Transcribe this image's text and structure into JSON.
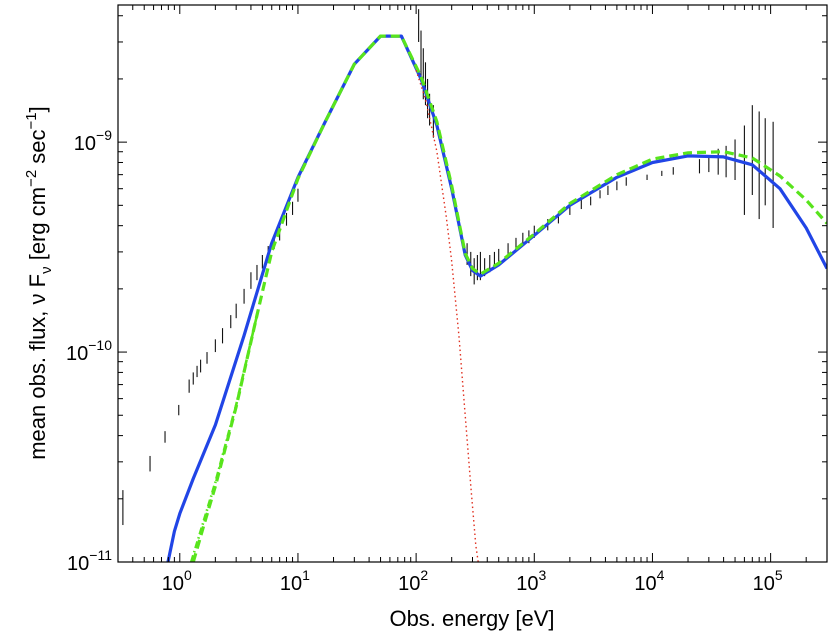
{
  "chart_data": {
    "type": "line",
    "xscale": "log",
    "yscale": "log",
    "xlim": [
      0.3,
      300000
    ],
    "ylim": [
      1e-11,
      4.5e-09
    ],
    "xlabel": "Obs. energy [eV]",
    "ylabel_parts": [
      "mean obs. flux, ",
      "ν",
      " F",
      "ν",
      " [erg cm",
      "−2",
      " sec",
      "−1",
      "]"
    ],
    "x_ticks": [
      {
        "value": 1,
        "base": "10",
        "exp": "0"
      },
      {
        "value": 10,
        "base": "10",
        "exp": "1"
      },
      {
        "value": 100,
        "base": "10",
        "exp": "2"
      },
      {
        "value": 1000,
        "base": "10",
        "exp": "3"
      },
      {
        "value": 10000,
        "base": "10",
        "exp": "4"
      },
      {
        "value": 100000,
        "base": "10",
        "exp": "5"
      }
    ],
    "y_ticks": [
      {
        "value": 1e-11,
        "base": "10",
        "exp": "−11"
      },
      {
        "value": 1e-10,
        "base": "10",
        "exp": "−10"
      },
      {
        "value": 1e-09,
        "base": "10",
        "exp": "−9"
      }
    ],
    "series": [
      {
        "style": "solid",
        "color": "#2145e6",
        "x": [
          0.78,
          0.9,
          1.0,
          1.3,
          2.0,
          3.5,
          6.0,
          10,
          17,
          30,
          50,
          75,
          110,
          150,
          200,
          260,
          300,
          350,
          500,
          1000,
          2000,
          5000,
          10000,
          20000,
          40000,
          70000,
          120000,
          200000,
          300000
        ],
        "y": [
          9.5e-12,
          1.4e-11,
          1.7e-11,
          2.5e-11,
          4.5e-11,
          1.2e-10,
          3.3e-10,
          6.8e-10,
          1.25e-09,
          2.35e-09,
          3.2e-09,
          3.2e-09,
          2e-09,
          1.2e-09,
          6e-10,
          2.9e-10,
          2.45e-10,
          2.3e-10,
          2.6e-10,
          3.6e-10,
          5e-10,
          6.8e-10,
          8e-10,
          8.6e-10,
          8.5e-10,
          7.8e-10,
          6e-10,
          3.9e-10,
          2.5e-10
        ]
      },
      {
        "style": "dashed",
        "color": "#58e41c",
        "x": [
          1.3,
          1.6,
          2.0,
          3.0,
          4.5,
          6.0,
          10,
          17,
          30,
          50,
          75,
          110,
          150,
          200,
          260,
          300,
          350,
          500,
          1000,
          2000,
          5000,
          10000,
          20000,
          40000,
          70000,
          120000,
          200000,
          300000
        ],
        "y": [
          1e-11,
          1.5e-11,
          2.3e-11,
          5.5e-11,
          1.5e-10,
          3e-10,
          6.7e-10,
          1.25e-09,
          2.35e-09,
          3.2e-09,
          3.2e-09,
          2.05e-09,
          1.25e-09,
          6.2e-10,
          2.95e-10,
          2.5e-10,
          2.35e-10,
          2.65e-10,
          3.65e-10,
          5.1e-10,
          7e-10,
          8.3e-10,
          8.9e-10,
          9e-10,
          8.4e-10,
          6.9e-10,
          5.3e-10,
          4.1e-10
        ]
      },
      {
        "style": "dotted",
        "color": "#e03020",
        "x": [
          100,
          120,
          150,
          180,
          200,
          230,
          260,
          290,
          320,
          340
        ],
        "y": [
          2.2e-09,
          1.6e-09,
          9e-10,
          4.4e-10,
          2.7e-10,
          1.2e-10,
          5e-11,
          2.3e-11,
          1.2e-11,
          9.5e-12
        ]
      },
      {
        "style": "dashdot",
        "color": "#58e41c",
        "x": [
          1.25,
          1.5,
          2.0,
          3.0,
          4.5
        ],
        "y": [
          1e-11,
          1.4e-11,
          2.4e-11,
          5.6e-11,
          1.5e-10
        ]
      }
    ],
    "error_bars": [
      [
        0.33,
        1.5e-11,
        2.2e-11
      ],
      [
        0.56,
        2.7e-11,
        3.2e-11
      ],
      [
        0.75,
        3.7e-11,
        4.2e-11
      ],
      [
        0.98,
        5e-11,
        5.6e-11
      ],
      [
        1.2,
        6.4e-11,
        7.4e-11
      ],
      [
        1.3,
        7e-11,
        8e-11
      ],
      [
        1.4,
        7.6e-11,
        8.6e-11
      ],
      [
        1.5,
        8e-11,
        9.2e-11
      ],
      [
        1.7,
        8.8e-11,
        1e-10
      ],
      [
        2.0,
        1e-10,
        1.15e-10
      ],
      [
        2.3,
        1.1e-10,
        1.3e-10
      ],
      [
        2.7,
        1.3e-10,
        1.5e-10
      ],
      [
        3.0,
        1.45e-10,
        1.7e-10
      ],
      [
        3.5,
        1.7e-10,
        2e-10
      ],
      [
        4.0,
        2e-10,
        2.4e-10
      ],
      [
        4.5,
        2.2e-10,
        2.6e-10
      ],
      [
        5.0,
        2.5e-10,
        2.9e-10
      ],
      [
        5.6,
        2.8e-10,
        3.2e-10
      ],
      [
        6.3,
        3.1e-10,
        3.6e-10
      ],
      [
        7.0,
        3.4e-10,
        4e-10
      ],
      [
        8.0,
        4e-10,
        4.6e-10
      ],
      [
        9.0,
        4.5e-10,
        5.2e-10
      ],
      [
        10,
        5.2e-10,
        6e-10
      ],
      [
        105,
        3e-09,
        4.3e-09
      ],
      [
        110,
        2e-09,
        3.4e-09
      ],
      [
        115,
        1.6e-09,
        2.8e-09
      ],
      [
        120,
        1.5e-09,
        2.4e-09
      ],
      [
        125,
        1.3e-09,
        2e-09
      ],
      [
        130,
        1.2e-09,
        1.7e-09
      ],
      [
        140,
        1.05e-09,
        1.5e-09
      ],
      [
        270,
        2.6e-10,
        3.3e-10
      ],
      [
        290,
        2.3e-10,
        3e-10
      ],
      [
        310,
        2.1e-10,
        2.8e-10
      ],
      [
        330,
        2.2e-10,
        2.9e-10
      ],
      [
        350,
        2.2e-10,
        3e-10
      ],
      [
        380,
        2.3e-10,
        2.8e-10
      ],
      [
        420,
        2.4e-10,
        2.9e-10
      ],
      [
        460,
        2.5e-10,
        3e-10
      ],
      [
        500,
        2.6e-10,
        3.1e-10
      ],
      [
        600,
        2.8e-10,
        3.3e-10
      ],
      [
        700,
        3e-10,
        3.5e-10
      ],
      [
        800,
        3.2e-10,
        3.7e-10
      ],
      [
        900,
        3.3e-10,
        3.8e-10
      ],
      [
        1000,
        3.5e-10,
        4e-10
      ],
      [
        1300,
        3.8e-10,
        4.3e-10
      ],
      [
        1600,
        4.1e-10,
        4.6e-10
      ],
      [
        2000,
        4.5e-10,
        5e-10
      ],
      [
        2500,
        4.8e-10,
        5.3e-10
      ],
      [
        3000,
        5e-10,
        5.5e-10
      ],
      [
        3600,
        5.4e-10,
        5.9e-10
      ],
      [
        4200,
        5.6e-10,
        6.2e-10
      ],
      [
        5000,
        5.9e-10,
        6.5e-10
      ],
      [
        6000,
        6.2e-10,
        6.8e-10
      ],
      [
        9000,
        6.6e-10,
        7e-10
      ],
      [
        12000,
        6.9e-10,
        7.3e-10
      ],
      [
        15000,
        7e-10,
        7.6e-10
      ],
      [
        25000,
        7.1e-10,
        8.3e-10
      ],
      [
        30000,
        7.2e-10,
        8.6e-10
      ],
      [
        36000,
        7e-10,
        9.3e-10
      ],
      [
        42000,
        6.8e-10,
        9.6e-10
      ],
      [
        50000,
        6.6e-10,
        1.03e-09
      ],
      [
        60000,
        4.5e-10,
        1.2e-09
      ],
      [
        70000,
        5.6e-10,
        1.5e-09
      ],
      [
        80000,
        4.3e-10,
        1.4e-09
      ],
      [
        90000,
        5e-10,
        1.3e-09
      ],
      [
        105000,
        3.9e-10,
        1.25e-09
      ]
    ]
  }
}
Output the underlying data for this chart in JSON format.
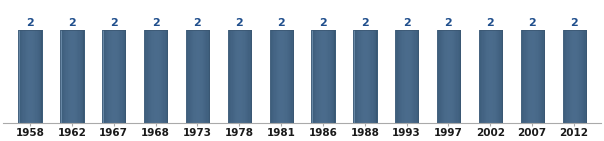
■ ■ ■ ■
■ What is asked
Where a line holds the string "this", copy that line.

■ Response to the exercise
Transcribe this image's text and structure into JSON.
Output the underlying data for this chart in JSON format.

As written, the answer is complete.